Set of tasks:
1 - Please write out the passage on the 1953 Iran coup again, starting with "Iranians working for" and going on through "peace with them.", substituting "timidity" for "cowardice".
2 - Extend the forum discussion of the CIA's 1953 coup in Iran past its final sentence.

Excerpt provided:
** begin **

Nothing new, CIA involvement in the ME goes way back. "He who does not learn from history..."

Link:http://www.nytimes.com/library/world/mideast/041600iran-cia-index.html




Corbis / Bettmann
By JAMES RISEN


The Central Intelligence Agency's secret history of its covert operation to overthrow Iran's government in 1953 offers an inside look at how the agency stumbled into success, despite a series of mishaps that derailed its original plans.

Written in 1954 by one of the coup's chief planners, the history details how United States and British officials plotted the military coup that returned the shah of Iran to power and toppled Iran's elected prime minister, an ardent nationalist.

The document shows that:


Britain, fearful of Iran's plans to nationalize its oil industry, came up with the idea for the coup in 1952 and pressed the United States to mount a joint operation to remove the prime minister.

The C.I.A. and S.I.S., the British intelligence service, handpicked Gen. Fazlollah Zahedi to succeed Prime Minister Mohammed Mossadegh and covertly funneled $5 million to General Zahedi's regime two days after the coup prevailed.

Iranians working for the C.I.A. and posing as Communists harassed religious leaders and staged the bombing of one cleric's home in a campaign to turn the country's Islamic religious community against Mossadegh's government.

The shah's cowardice nearly killed the C.I.A. operation. Fearful of risking his throne, the Shah repeatedly refused to sign C.I.A.-written royal decrees to change the government. The agency arranged for the shah's twin sister, Princess Ashraf Pahlevi, and Gen. H. Norman Schwarzkopf, the father of the Desert Storm commander, to act as intermediaries to try to keep him from wilting under pressure. He still fled the country just before the coup succeeded.



badbob
 
A BIG difference

Is the fact that the government of Iran has stated on many occasions it wants to DESTROY America.
We have consistently told them we want to live in peace with them.
How long should we let this go on before we do something about it?
 
No, it's not right. It merely displays the utter hypocrisy in geopolitics and on the right. It's ok for us to do it but not for them.

** end **

Listed records:

** begin **

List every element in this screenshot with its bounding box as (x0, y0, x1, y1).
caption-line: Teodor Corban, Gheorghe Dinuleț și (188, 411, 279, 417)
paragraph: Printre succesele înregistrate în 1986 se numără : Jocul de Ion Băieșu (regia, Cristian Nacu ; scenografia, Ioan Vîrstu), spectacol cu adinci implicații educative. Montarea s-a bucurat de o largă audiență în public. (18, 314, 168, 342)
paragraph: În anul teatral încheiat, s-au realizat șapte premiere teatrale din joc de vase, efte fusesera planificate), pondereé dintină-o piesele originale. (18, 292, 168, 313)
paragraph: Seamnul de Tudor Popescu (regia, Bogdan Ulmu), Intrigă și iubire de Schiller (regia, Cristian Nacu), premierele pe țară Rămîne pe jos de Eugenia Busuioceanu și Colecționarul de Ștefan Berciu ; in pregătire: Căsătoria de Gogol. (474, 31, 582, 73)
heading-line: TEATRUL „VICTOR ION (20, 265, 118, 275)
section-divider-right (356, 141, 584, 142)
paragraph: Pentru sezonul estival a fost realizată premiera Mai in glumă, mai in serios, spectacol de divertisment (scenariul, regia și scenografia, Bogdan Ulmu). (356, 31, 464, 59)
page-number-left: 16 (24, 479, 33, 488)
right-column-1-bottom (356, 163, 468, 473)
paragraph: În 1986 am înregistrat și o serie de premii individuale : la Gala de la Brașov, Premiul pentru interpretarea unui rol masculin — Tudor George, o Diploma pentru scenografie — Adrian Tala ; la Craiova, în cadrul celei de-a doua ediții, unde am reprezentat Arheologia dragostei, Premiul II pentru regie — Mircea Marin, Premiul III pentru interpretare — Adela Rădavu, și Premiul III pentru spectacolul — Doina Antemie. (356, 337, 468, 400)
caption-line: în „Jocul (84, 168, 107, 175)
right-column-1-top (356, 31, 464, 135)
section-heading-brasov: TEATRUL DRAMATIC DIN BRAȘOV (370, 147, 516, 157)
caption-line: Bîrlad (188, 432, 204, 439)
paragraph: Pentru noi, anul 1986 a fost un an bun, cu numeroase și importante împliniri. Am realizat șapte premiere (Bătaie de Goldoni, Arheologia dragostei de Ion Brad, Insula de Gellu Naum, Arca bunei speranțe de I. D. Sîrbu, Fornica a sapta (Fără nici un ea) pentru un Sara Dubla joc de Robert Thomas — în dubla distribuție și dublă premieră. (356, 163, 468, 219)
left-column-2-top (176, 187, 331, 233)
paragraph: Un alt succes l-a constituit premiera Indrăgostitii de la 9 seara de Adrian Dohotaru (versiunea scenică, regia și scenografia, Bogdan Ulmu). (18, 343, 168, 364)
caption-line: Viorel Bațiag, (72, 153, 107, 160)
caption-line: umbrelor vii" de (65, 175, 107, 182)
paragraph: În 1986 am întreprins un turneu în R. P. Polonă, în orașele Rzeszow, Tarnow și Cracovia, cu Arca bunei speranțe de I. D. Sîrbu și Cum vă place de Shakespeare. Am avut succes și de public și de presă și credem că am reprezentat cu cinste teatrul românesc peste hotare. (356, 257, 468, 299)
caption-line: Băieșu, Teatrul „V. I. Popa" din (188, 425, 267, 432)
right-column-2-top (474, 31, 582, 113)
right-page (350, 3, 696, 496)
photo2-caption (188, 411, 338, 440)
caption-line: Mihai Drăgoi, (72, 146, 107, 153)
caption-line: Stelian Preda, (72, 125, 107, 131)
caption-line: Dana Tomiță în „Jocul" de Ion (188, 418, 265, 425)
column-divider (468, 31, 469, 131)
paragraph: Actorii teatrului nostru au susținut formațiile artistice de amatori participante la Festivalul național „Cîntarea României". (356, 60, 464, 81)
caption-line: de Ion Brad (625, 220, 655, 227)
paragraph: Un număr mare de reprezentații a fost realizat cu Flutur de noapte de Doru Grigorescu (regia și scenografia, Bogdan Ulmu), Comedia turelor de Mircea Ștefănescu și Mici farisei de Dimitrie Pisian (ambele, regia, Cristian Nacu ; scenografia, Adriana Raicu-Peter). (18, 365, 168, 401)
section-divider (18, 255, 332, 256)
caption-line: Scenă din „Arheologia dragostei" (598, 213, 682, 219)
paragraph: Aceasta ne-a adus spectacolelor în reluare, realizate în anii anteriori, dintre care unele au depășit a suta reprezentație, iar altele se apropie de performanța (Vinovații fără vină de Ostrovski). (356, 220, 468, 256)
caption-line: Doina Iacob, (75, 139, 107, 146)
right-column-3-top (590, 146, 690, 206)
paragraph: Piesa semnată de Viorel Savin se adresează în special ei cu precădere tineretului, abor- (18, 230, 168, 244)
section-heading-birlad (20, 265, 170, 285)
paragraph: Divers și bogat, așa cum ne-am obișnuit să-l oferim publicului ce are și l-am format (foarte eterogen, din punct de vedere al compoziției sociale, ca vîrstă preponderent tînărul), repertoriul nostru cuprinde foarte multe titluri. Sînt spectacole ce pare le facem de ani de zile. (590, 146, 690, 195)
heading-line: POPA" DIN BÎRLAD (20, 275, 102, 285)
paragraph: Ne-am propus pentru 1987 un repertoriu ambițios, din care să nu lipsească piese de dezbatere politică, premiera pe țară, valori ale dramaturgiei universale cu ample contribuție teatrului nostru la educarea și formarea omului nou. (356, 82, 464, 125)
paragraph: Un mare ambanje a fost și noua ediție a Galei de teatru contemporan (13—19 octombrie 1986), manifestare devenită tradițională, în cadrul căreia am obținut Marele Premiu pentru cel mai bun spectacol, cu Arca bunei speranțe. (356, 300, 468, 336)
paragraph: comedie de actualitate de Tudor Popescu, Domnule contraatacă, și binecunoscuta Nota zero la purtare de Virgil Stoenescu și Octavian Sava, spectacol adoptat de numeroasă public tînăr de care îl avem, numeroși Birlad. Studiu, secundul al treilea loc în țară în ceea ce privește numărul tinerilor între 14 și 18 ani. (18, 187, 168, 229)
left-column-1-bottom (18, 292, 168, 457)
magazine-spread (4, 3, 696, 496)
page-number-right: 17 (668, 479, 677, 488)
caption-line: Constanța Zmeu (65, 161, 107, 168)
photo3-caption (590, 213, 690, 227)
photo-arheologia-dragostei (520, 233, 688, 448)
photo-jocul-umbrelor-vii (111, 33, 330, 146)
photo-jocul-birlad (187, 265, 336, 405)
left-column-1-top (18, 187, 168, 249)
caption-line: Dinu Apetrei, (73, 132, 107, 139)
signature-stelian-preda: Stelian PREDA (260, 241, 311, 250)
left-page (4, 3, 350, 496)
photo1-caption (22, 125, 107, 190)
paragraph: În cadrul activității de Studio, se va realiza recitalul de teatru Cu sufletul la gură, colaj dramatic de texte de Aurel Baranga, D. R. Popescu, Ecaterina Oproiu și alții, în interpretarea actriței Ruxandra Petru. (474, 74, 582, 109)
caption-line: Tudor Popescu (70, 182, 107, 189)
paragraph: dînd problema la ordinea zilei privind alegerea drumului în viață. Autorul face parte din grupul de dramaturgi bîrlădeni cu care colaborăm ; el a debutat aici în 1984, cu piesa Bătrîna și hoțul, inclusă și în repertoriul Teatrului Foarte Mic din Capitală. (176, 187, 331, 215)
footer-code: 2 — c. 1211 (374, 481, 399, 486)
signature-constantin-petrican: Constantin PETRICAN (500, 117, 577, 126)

** end **

Results by task:
1 -
Iranians working for the C.I.A. and posing as Communists harassed religious leaders and staged the bombing of one cleric's home in a campaign to turn the country's Islamic religious community against Mossadegh's government.

The shah's timidity nearly killed the C.I.A. operation. Fearful of risking his throne, the Shah repeatedly refused to sign C.I.A.-written royal decrees to change the government. The agency arranged for the shah's twin sister, Princess Ashraf Pahlevi, and Gen. H. Norman Schwarzkopf, the father of the Desert Storm commander, to act as intermediaries to try to keep him from wilting under pressure. He still fled the country just before the coup succeeded.



badbob
 
A BIG difference

Is the fact that the government of Iran has stated on many occasions it wants to DESTROY America.
We have consistently told them we want to live in peace with them.

2 -
Is the fact that the government of Iran has stated on many occasions it wants to DESTROY America.
We have consistently told them we want to live in peace with them.
How long should we let this go on before we do something about it?
lol no they haven't and no we haven't

Call me if we start sending suicide bombers into grade schools in Iran
Call me if we start seeing Iranian suicide bombers in American grade schools.

Oh but the Israeli schools! Bull****. The Israelis are equally as guilty of the exact same atrocities as the Iranians. It doesn't excuse their actions, it doesn't excuse the actions of the Iranians and it doesn't excuse our actions.
 
I see...counterfeit currency and rumors are on the same level as suicide bombers, etc.

got it :rolleyes:

No hypocrisy on my part....just different standards for what constitutes terrorism

and of course I don't hate the Israelis:D ...that is another crucial difference
 
Never said they were the same, simply pointing out that you cannot justify a wrong by pointing to the wrongs of others. But if you really want to get into the details then bombing schools and other civilian structures is no better than sending in a suicide bomber.

I have no hatred for Israelis either, I just don't pretend they're innocent victims nor do I fool myself into thinking the same of Americans.
 
Never said they were the same, simply pointing out that you cannot justify a wrong by pointing to the wrongs of others.

Seriously, didn't they teach people this kind of thing in grade school where ya'll came from?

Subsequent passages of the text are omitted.